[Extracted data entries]
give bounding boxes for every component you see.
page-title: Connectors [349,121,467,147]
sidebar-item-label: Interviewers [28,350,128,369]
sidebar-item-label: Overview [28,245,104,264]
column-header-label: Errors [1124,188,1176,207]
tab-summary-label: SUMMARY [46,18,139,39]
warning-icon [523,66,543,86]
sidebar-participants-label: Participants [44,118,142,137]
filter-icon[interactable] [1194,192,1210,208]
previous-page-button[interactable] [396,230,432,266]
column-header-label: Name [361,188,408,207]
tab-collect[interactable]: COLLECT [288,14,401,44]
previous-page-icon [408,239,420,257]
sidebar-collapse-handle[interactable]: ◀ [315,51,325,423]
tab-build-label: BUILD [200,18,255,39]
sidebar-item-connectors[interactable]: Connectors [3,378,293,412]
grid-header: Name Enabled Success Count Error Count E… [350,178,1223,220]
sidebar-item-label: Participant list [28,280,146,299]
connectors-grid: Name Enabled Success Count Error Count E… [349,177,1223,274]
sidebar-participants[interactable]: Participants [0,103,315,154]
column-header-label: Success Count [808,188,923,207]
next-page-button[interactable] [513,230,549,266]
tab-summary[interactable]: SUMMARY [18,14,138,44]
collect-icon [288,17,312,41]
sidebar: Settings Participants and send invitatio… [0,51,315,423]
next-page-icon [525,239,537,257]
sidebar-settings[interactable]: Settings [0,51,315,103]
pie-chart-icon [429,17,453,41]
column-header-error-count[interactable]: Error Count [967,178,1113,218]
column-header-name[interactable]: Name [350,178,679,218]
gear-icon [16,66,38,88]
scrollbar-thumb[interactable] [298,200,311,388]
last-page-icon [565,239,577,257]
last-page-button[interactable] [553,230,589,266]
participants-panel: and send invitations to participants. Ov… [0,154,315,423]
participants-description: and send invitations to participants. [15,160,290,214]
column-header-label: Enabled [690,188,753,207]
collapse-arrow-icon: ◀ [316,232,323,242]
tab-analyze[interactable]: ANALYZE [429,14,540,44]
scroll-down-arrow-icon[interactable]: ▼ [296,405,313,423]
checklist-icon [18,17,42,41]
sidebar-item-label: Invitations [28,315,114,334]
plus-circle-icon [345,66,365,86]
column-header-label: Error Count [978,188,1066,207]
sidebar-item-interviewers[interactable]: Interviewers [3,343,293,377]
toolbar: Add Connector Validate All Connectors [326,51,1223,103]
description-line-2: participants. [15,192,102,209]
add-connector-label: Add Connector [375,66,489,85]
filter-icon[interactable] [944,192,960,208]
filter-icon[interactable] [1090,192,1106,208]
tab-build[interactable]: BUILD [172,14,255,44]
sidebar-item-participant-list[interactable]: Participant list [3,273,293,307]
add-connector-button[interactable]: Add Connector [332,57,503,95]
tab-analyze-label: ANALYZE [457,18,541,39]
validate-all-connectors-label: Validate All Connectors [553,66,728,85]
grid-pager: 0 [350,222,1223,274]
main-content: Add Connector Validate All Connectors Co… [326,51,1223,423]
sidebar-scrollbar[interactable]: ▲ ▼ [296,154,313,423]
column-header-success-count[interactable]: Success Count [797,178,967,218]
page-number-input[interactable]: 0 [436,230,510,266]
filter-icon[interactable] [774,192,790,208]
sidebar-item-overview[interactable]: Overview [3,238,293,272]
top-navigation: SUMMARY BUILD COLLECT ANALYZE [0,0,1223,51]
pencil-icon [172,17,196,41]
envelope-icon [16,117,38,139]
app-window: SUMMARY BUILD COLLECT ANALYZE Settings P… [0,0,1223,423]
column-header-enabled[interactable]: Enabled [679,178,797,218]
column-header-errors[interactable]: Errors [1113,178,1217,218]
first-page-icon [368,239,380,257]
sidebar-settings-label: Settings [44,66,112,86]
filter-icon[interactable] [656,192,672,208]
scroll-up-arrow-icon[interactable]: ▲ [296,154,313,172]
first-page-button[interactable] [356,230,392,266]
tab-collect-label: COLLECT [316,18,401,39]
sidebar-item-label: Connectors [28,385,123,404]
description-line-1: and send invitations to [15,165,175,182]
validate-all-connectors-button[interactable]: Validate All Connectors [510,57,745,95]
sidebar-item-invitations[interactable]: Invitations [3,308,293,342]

◆ TASK TO COMPLETE:
Copy out every row above again, with no changes at all.

◆ SOLUTION TO THE EXERCISE:
give bounding boxes for every component you see.
page-title: Connectors [349,121,467,147]
sidebar-item-label: Interviewers [28,350,128,369]
sidebar-item-label: Overview [28,245,104,264]
column-header-label: Errors [1124,188,1176,207]
tab-summary-label: SUMMARY [46,18,139,39]
warning-icon [523,66,543,86]
sidebar-participants-label: Participants [44,118,142,137]
filter-icon[interactable] [1194,192,1210,208]
previous-page-button[interactable] [396,230,432,266]
column-header-label: Name [361,188,408,207]
tab-collect[interactable]: COLLECT [288,14,401,44]
previous-page-icon [408,239,420,257]
sidebar-collapse-handle[interactable]: ◀ [315,51,325,423]
tab-build-label: BUILD [200,18,255,39]
sidebar-item-connectors[interactable]: Connectors [3,378,293,412]
grid-header: Name Enabled Success Count Error Count E… [350,178,1223,220]
sidebar-item-label: Participant list [28,280,146,299]
connectors-grid: Name Enabled Success Count Error Count E… [349,177,1223,274]
sidebar-participants[interactable]: Participants [0,103,315,154]
column-header-label: Success Count [808,188,923,207]
next-page-button[interactable] [513,230,549,266]
tab-summary[interactable]: SUMMARY [18,14,138,44]
collect-icon [288,17,312,41]
sidebar: Settings Participants and send invitatio… [0,51,315,423]
next-page-icon [525,239,537,257]
sidebar-settings[interactable]: Settings [0,51,315,103]
pie-chart-icon [429,17,453,41]
column-header-error-count[interactable]: Error Count [967,178,1113,218]
column-header-name[interactable]: Name [350,178,679,218]
gear-icon [16,66,38,88]
scrollbar-thumb[interactable] [298,200,311,388]
last-page-icon [565,239,577,257]
last-page-button[interactable] [553,230,589,266]
participants-panel: and send invitations to participants. Ov… [0,154,315,423]
participants-description: and send invitations to participants. [15,160,290,214]
column-header-label: Enabled [690,188,753,207]
collapse-arrow-icon: ◀ [316,232,323,242]
tab-analyze[interactable]: ANALYZE [429,14,540,44]
scroll-down-arrow-icon[interactable]: ▼ [296,405,313,423]
checklist-icon [18,17,42,41]
sidebar-item-label: Invitations [28,315,114,334]
plus-circle-icon [345,66,365,86]
column-header-label: Error Count [978,188,1066,207]
sidebar-item-interviewers[interactable]: Interviewers [3,343,293,377]
toolbar: Add Connector Validate All Connectors [326,51,1223,103]
description-line-2: participants. [15,192,102,209]
add-connector-label: Add Connector [375,66,489,85]
filter-icon[interactable] [944,192,960,208]
filter-icon[interactable] [1090,192,1106,208]
tab-build[interactable]: BUILD [172,14,255,44]
sidebar-item-participant-list[interactable]: Participant list [3,273,293,307]
add-connector-button[interactable]: Add Connector [332,57,503,95]
tab-analyze-label: ANALYZE [457,18,541,39]
validate-all-connectors-label: Validate All Connectors [553,66,728,85]
grid-pager: 0 [350,222,1223,274]
main-content: Add Connector Validate All Connectors Co… [326,51,1223,423]
sidebar-scrollbar[interactable]: ▲ ▼ [296,154,313,423]
column-header-success-count[interactable]: Success Count [797,178,967,218]
page-number-input[interactable]: 0 [436,230,510,266]
filter-icon[interactable] [774,192,790,208]
sidebar-item-overview[interactable]: Overview [3,238,293,272]
top-navigation: SUMMARY BUILD COLLECT ANALYZE [0,0,1223,51]
pencil-icon [172,17,196,41]
envelope-icon [16,117,38,139]
app-window: SUMMARY BUILD COLLECT ANALYZE Settings P… [0,0,1223,423]
column-header-enabled[interactable]: Enabled [679,178,797,218]
column-header-errors[interactable]: Errors [1113,178,1217,218]
first-page-icon [368,239,380,257]
sidebar-settings-label: Settings [44,66,112,86]
filter-icon[interactable] [656,192,672,208]
scroll-up-arrow-icon[interactable]: ▲ [296,154,313,172]
first-page-button[interactable] [356,230,392,266]
tab-collect-label: COLLECT [316,18,401,39]
sidebar-item-label: Connectors [28,385,123,404]
description-line-1: and send invitations to [15,165,175,182]
validate-all-connectors-button[interactable]: Validate All Connectors [510,57,745,95]
sidebar-item-invitations[interactable]: Invitations [3,308,293,342]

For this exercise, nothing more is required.